*Job*
Extract each line bearing the word "JSON".

*Data records*
===

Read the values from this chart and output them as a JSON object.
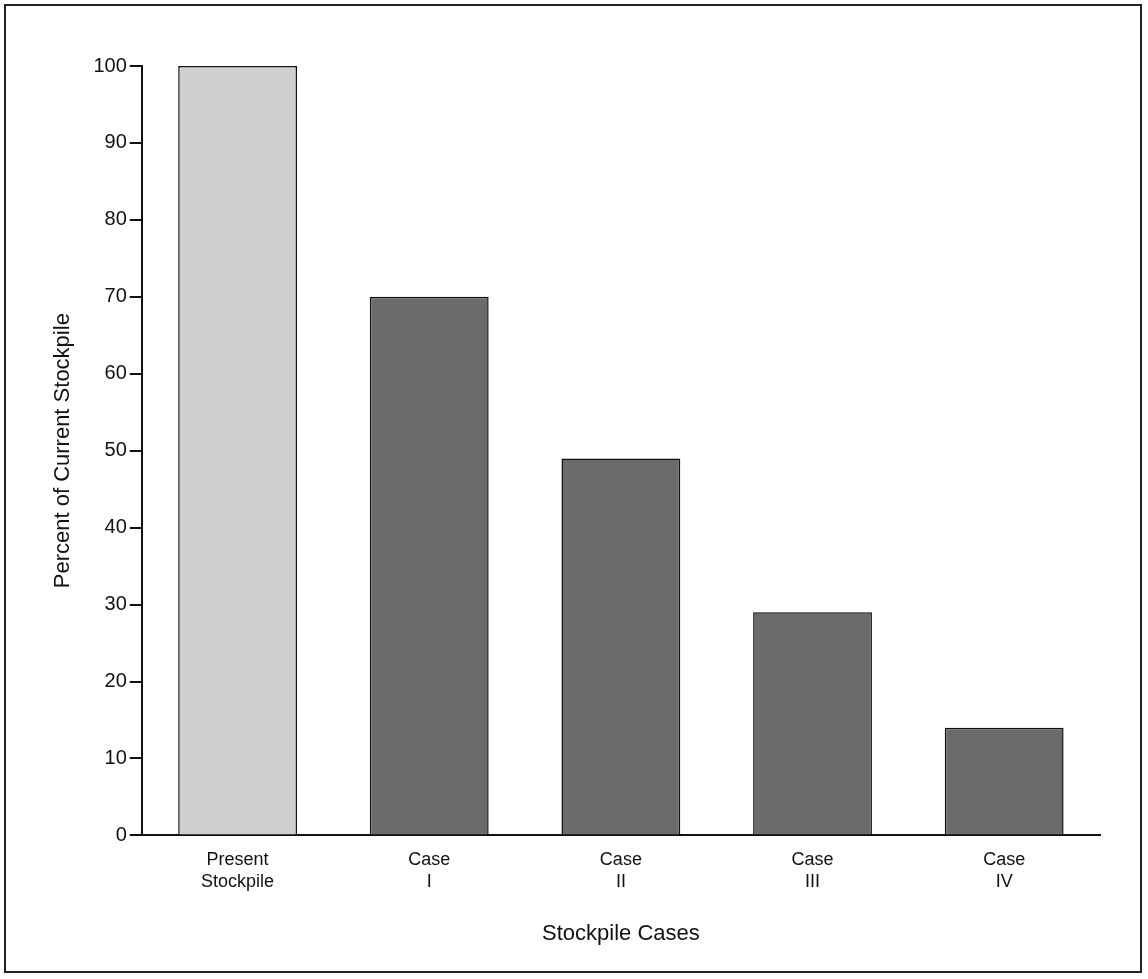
{
  "chart_data": {
    "type": "bar",
    "xlabel": "Stockpile Cases",
    "ylabel": "Percent of Current Stockpile",
    "categories": [
      "Present Stockpile",
      "Case I",
      "Case II",
      "Case III",
      "Case IV"
    ],
    "values": [
      100,
      70,
      49,
      29,
      14
    ],
    "colors": [
      "#cfcfcf",
      "#6b6b6b",
      "#6b6b6b",
      "#6b6b6b",
      "#6b6b6b"
    ],
    "ylim": [
      0,
      100
    ],
    "yticks": [
      0,
      10,
      20,
      30,
      40,
      50,
      60,
      70,
      80,
      90,
      100
    ],
    "grid": false,
    "legend": false
  }
}
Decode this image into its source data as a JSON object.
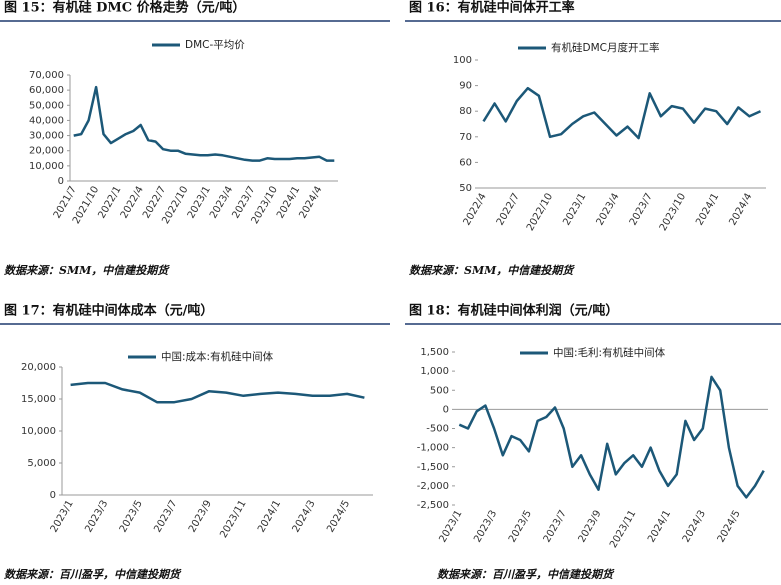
{
  "chart_data": [
    {
      "type": "line",
      "title": "图 15：有机硅 DMC 价格走势（元/吨）",
      "source": "数据来源：SMM，中信建投期货",
      "categories": [
        "2021/7",
        null,
        null,
        "2021/10",
        null,
        null,
        "2022/1",
        null,
        null,
        "2022/4",
        null,
        null,
        "2022/7",
        null,
        null,
        "2022/10",
        null,
        null,
        "2023/1",
        null,
        null,
        "2023/4",
        null,
        null,
        "2023/7",
        null,
        null,
        "2023/10",
        null,
        null,
        "2024/1",
        null,
        null,
        "2024/4",
        null,
        null
      ],
      "series": [
        {
          "name": "DMC-平均价",
          "color": "#1c5878",
          "values": [
            30000,
            31000,
            40000,
            62000,
            31000,
            25000,
            28000,
            31000,
            33000,
            37000,
            27000,
            26000,
            21000,
            20000,
            20000,
            18000,
            17500,
            17000,
            17000,
            17500,
            17000,
            16000,
            15000,
            14000,
            13500,
            13500,
            15000,
            14500,
            14500,
            14500,
            15000,
            15000,
            15500,
            16000,
            13500,
            13500
          ]
        }
      ],
      "ylim": [
        0,
        70000
      ],
      "yticks": [
        0,
        {
          "value": 10000,
          "label": "10,000"
        },
        {
          "value": 20000,
          "label": "20,000"
        },
        {
          "value": 30000,
          "label": "30,000"
        },
        {
          "value": 40000,
          "label": "40,000"
        },
        {
          "value": 50000,
          "label": "50,000"
        },
        {
          "value": 60000,
          "label": "60,000"
        },
        {
          "value": 70000,
          "label": "70,000"
        }
      ]
    },
    {
      "type": "line",
      "title": "图 16：有机硅中间体开工率",
      "source": "数据来源：SMM，中信建投期货",
      "categories": [
        "2022/4",
        null,
        null,
        "2022/7",
        null,
        null,
        "2022/10",
        null,
        null,
        "2023/1",
        null,
        null,
        "2023/4",
        null,
        null,
        "2023/7",
        null,
        null,
        "2023/10",
        null,
        null,
        "2024/1",
        null,
        null,
        "2024/4",
        null
      ],
      "series": [
        {
          "name": "有机硅DMC月度开工率",
          "color": "#1c5878",
          "values": [
            76,
            83,
            76,
            84,
            89,
            86,
            70,
            71,
            75,
            78,
            79.5,
            75,
            70.5,
            74,
            69.5,
            87,
            78,
            82,
            81,
            75.5,
            81,
            80,
            75,
            81.5,
            78,
            80
          ]
        }
      ],
      "ylim": [
        50,
        100
      ],
      "yticks": [
        50,
        60,
        70,
        80,
        90,
        100
      ]
    },
    {
      "type": "line",
      "title": "图 17：有机硅中间体成本（元/吨）",
      "source": "数据来源：百川盈孚，中信建投期货",
      "categories": [
        "2023/1",
        null,
        "2023/3",
        null,
        "2023/5",
        null,
        "2023/7",
        null,
        "2023/9",
        null,
        "2023/11",
        null,
        "2024/1",
        null,
        "2024/3",
        null,
        "2024/5",
        null
      ],
      "series": [
        {
          "name": "中国:成本:有机硅中间体",
          "color": "#1c5878",
          "values": [
            17200,
            17500,
            17500,
            16500,
            16000,
            14500,
            14500,
            15000,
            16200,
            16000,
            15500,
            15800,
            16000,
            15800,
            15500,
            15500,
            15800,
            15200
          ]
        }
      ],
      "ylim": [
        0,
        20000
      ],
      "yticks": [
        0,
        {
          "value": 5000,
          "label": "5,000"
        },
        {
          "value": 10000,
          "label": "10,000"
        },
        {
          "value": 15000,
          "label": "15,000"
        },
        {
          "value": 20000,
          "label": "20,000"
        }
      ]
    },
    {
      "type": "line",
      "title": "图 18：有机硅中间体利润（元/吨）",
      "source": "数据来源：百川盈孚，中信建投期货",
      "categories": [
        "2023/1",
        null,
        null,
        null,
        "2023/3",
        null,
        null,
        null,
        "2023/5",
        null,
        null,
        null,
        "2023/7",
        null,
        null,
        null,
        "2023/9",
        null,
        null,
        null,
        "2023/11",
        null,
        null,
        null,
        "2024/1",
        null,
        null,
        null,
        "2024/3",
        null,
        null,
        null,
        "2024/5",
        null,
        null,
        null
      ],
      "series": [
        {
          "name": "中国:毛利:有机硅中间体",
          "color": "#1c5878",
          "values": [
            -400,
            -500,
            -50,
            100,
            -500,
            -1200,
            -700,
            -800,
            -1100,
            -300,
            -200,
            50,
            -500,
            -1500,
            -1200,
            -1700,
            -2100,
            -900,
            -1700,
            -1400,
            -1200,
            -1500,
            -1000,
            -1600,
            -2000,
            -1700,
            -300,
            -800,
            -500,
            850,
            500,
            -1000,
            -2000,
            -2300,
            -2000,
            -1600
          ]
        }
      ],
      "ylim": [
        -2500,
        1500
      ],
      "yticks": [
        {
          "value": -2500,
          "label": "-2,500"
        },
        {
          "value": -2000,
          "label": "-2,000"
        },
        {
          "value": -1500,
          "label": "-1,500"
        },
        {
          "value": -1000,
          "label": "-1,000"
        },
        -500,
        0,
        500,
        {
          "value": 1000,
          "label": "1,000"
        },
        {
          "value": 1500,
          "label": "1,500"
        }
      ]
    }
  ]
}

===

*Solution to this exercise*
Read the values from this chart and output them as a JSON object.
Decode this image into its source data as a JSON object.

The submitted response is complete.